STATED PROBLEM:
Locate each line below that includes "Securities" and reproduce it.

DATASET RECORDS:
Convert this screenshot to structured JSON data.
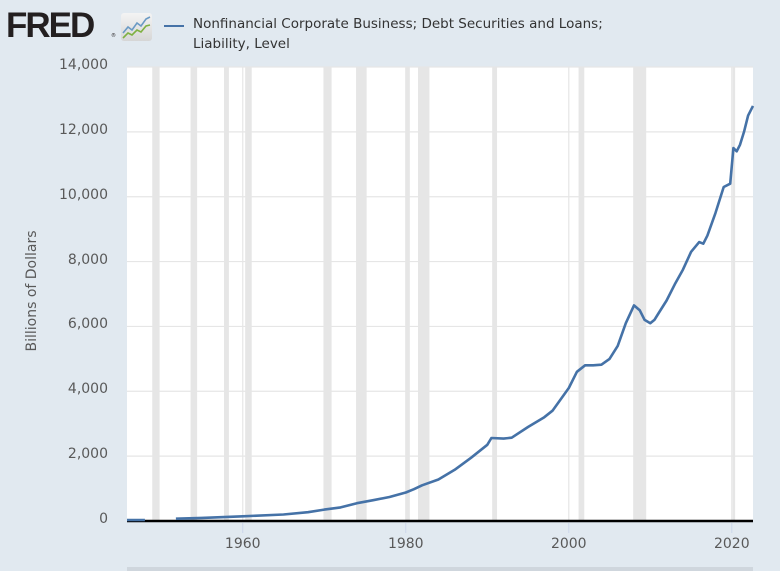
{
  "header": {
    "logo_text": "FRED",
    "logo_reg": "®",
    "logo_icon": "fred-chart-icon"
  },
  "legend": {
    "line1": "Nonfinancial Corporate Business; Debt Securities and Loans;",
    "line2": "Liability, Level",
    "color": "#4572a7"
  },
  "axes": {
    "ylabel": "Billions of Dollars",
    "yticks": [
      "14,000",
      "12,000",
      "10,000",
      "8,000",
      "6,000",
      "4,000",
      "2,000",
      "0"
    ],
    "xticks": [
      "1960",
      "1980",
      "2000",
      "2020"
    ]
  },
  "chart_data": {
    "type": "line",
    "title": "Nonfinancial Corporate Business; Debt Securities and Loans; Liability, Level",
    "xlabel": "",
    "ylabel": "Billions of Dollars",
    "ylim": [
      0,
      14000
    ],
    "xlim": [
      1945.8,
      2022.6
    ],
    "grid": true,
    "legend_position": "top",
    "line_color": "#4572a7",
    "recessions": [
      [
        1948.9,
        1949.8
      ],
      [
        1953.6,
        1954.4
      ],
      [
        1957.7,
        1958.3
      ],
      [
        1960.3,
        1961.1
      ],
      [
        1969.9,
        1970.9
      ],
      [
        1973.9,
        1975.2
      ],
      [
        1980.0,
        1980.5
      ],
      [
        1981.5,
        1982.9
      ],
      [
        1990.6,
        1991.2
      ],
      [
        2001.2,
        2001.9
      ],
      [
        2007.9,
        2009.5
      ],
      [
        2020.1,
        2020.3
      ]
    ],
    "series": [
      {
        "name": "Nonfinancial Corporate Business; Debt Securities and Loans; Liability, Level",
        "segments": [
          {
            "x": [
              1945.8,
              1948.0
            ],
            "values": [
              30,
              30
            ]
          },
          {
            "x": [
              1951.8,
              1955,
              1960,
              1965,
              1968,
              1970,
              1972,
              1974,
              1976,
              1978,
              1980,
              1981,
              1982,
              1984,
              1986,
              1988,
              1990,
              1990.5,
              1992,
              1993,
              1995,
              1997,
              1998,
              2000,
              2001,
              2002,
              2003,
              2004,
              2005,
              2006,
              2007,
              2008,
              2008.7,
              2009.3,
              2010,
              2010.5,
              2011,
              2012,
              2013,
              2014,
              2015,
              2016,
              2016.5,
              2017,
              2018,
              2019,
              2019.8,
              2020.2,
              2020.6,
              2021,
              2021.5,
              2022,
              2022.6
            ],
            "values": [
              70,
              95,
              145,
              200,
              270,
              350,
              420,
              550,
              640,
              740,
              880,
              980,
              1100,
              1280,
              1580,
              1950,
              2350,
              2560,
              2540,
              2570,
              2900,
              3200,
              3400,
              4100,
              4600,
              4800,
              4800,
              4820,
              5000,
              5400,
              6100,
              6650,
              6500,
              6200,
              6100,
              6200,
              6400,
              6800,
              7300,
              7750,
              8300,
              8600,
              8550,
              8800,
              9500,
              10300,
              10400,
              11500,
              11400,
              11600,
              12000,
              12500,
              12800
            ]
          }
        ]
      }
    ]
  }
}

==

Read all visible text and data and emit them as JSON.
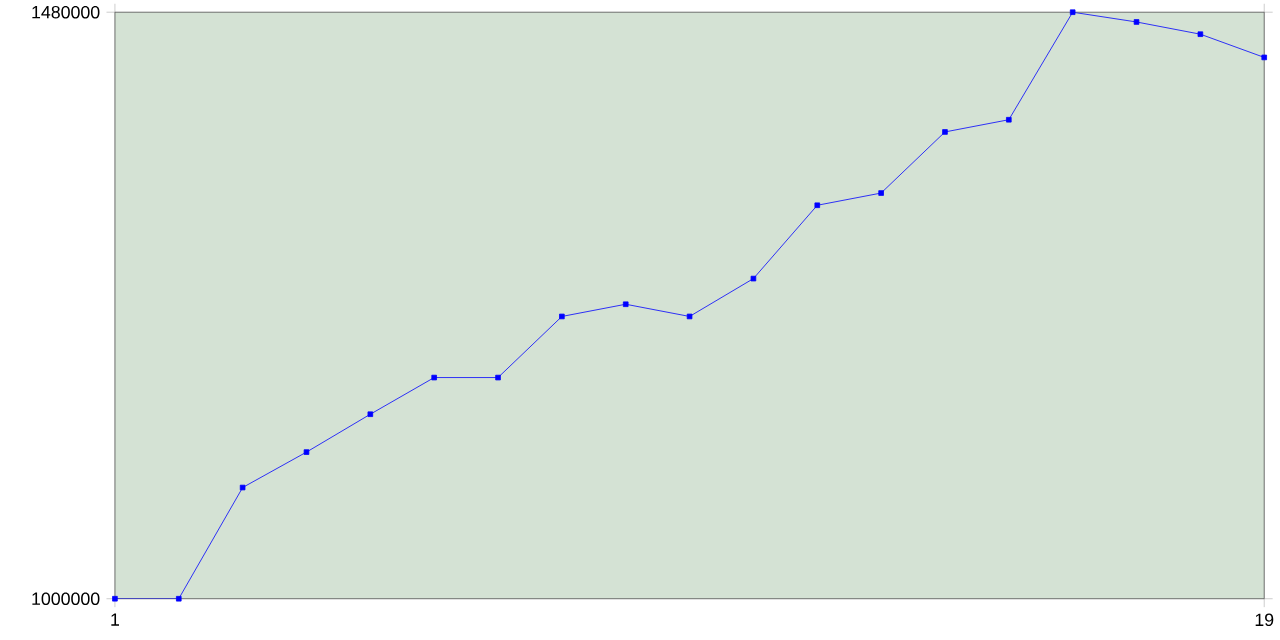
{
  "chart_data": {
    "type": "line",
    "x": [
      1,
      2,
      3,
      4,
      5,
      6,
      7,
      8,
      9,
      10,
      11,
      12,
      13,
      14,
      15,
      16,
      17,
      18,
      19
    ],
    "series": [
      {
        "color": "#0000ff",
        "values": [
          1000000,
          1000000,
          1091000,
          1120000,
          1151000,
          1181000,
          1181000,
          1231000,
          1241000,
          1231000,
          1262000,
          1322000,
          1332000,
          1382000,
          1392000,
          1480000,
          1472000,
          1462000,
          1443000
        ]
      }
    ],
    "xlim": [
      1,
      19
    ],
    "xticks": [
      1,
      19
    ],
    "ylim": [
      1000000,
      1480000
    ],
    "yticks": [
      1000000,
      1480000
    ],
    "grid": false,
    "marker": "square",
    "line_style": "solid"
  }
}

--

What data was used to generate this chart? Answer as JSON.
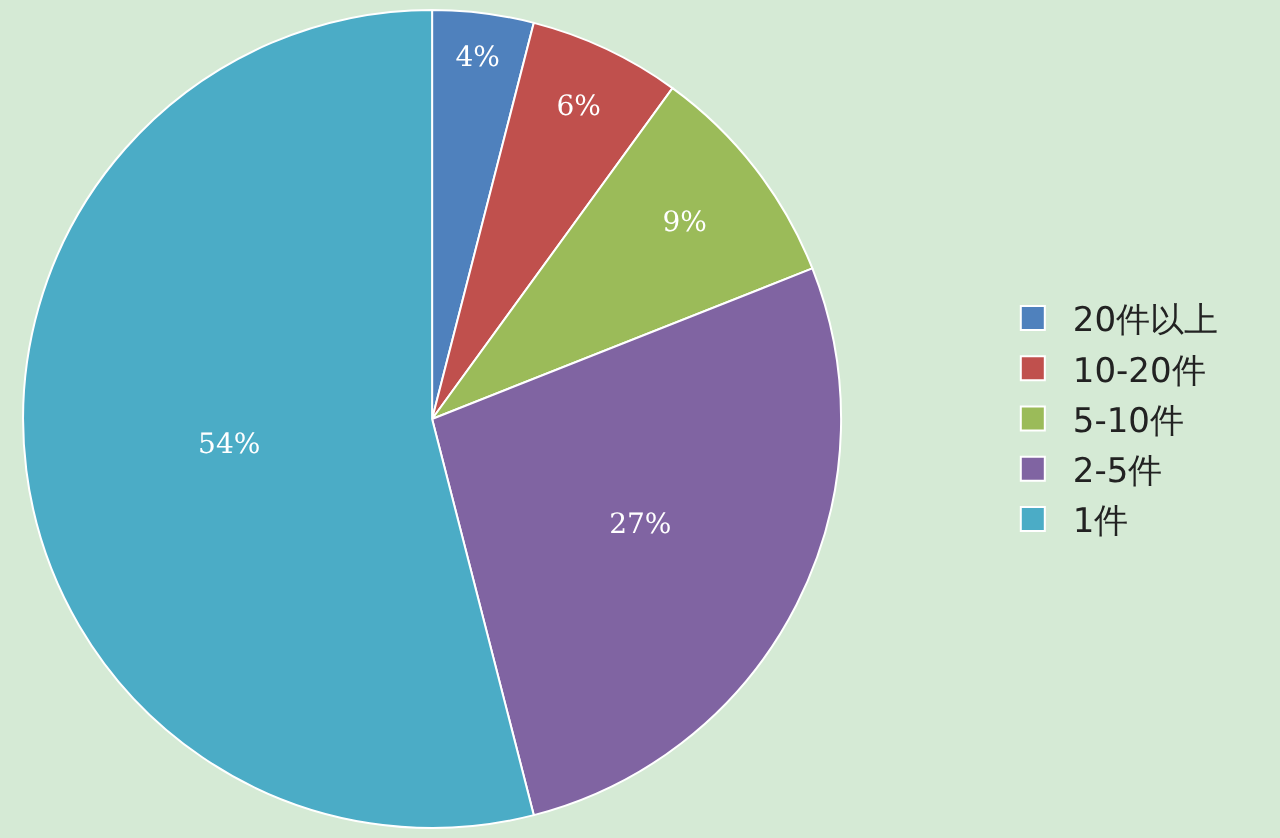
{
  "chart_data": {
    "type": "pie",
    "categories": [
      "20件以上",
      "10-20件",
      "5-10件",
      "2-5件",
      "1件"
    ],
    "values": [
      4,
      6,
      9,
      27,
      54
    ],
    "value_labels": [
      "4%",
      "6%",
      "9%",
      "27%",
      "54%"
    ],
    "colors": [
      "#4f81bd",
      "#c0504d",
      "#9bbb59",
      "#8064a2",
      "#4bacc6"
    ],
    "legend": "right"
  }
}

RIGHT ANSWER:
    "line1": "Nonfinancial Corporate Business; Debt Securities and Loans;",
    "title": "Nonfinancial Corporate Business; Debt Securities and Loans; Liability, Level",
        "name": "Nonfinancial Corporate Business; Debt Securities and Loans; Liability, Level",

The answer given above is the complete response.